* **Task prompt**: Omit the pictures from the entries below and retype everything else exactly.

━━━━━ Supplied entries ━━━━━

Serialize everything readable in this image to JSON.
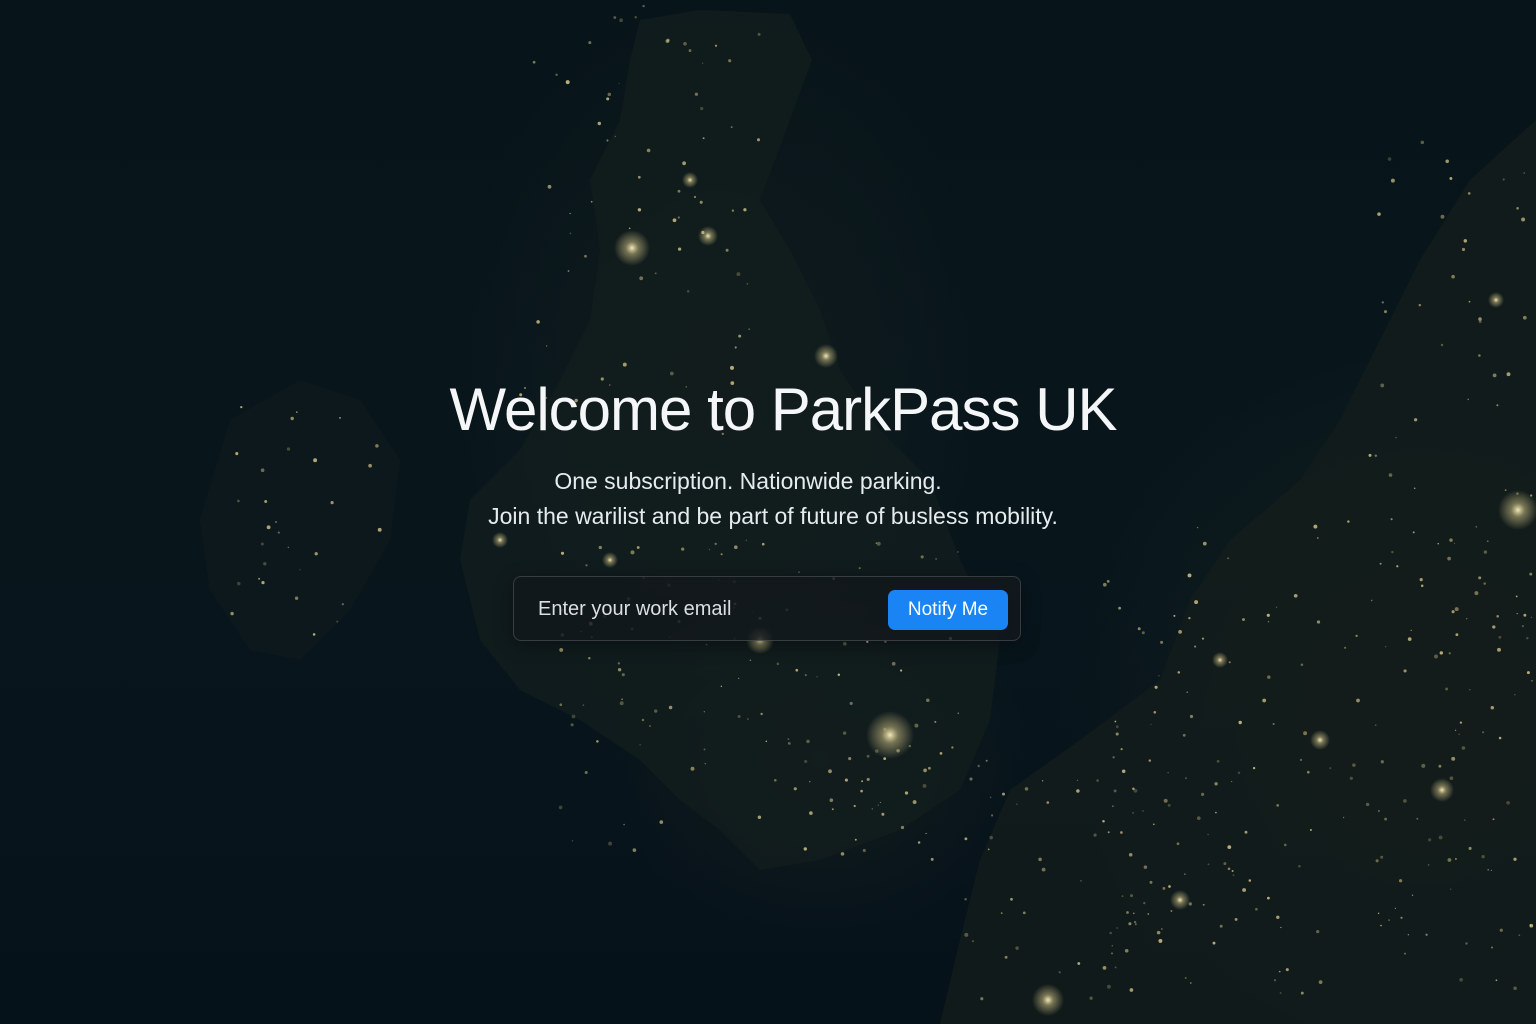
{
  "hero": {
    "title": "Welcome to ParkPass UK",
    "subtitle_line1": "One subscription. Nationwide parking.",
    "subtitle_line2": "Join the warilist and be part of future of busless mobility."
  },
  "signup": {
    "email_placeholder": "Enter your work email",
    "email_value": "",
    "button_label": "Notify Me"
  },
  "theme": {
    "background": "#07131a",
    "accent": "#1a84f4",
    "city_lights": "#d8c98a"
  },
  "background_image": "night-satellite-map-of-uk-and-europe"
}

━━━━━

* **Correct answer**:
Serialize everything readable in this image to JSON.
{
  "hero": {
    "title": "Welcome to ParkPass UK",
    "subtitle_line1": "One subscription. Nationwide parking.",
    "subtitle_line2": "Join the warilist and be part of future of busless mobility."
  },
  "signup": {
    "email_placeholder": "Enter your work email",
    "email_value": "",
    "button_label": "Notify Me"
  },
  "theme": {
    "background": "#07131a",
    "accent": "#1a84f4",
    "city_lights": "#d8c98a"
  },
  "background_image": "night-satellite-map-of-uk-and-europe"
}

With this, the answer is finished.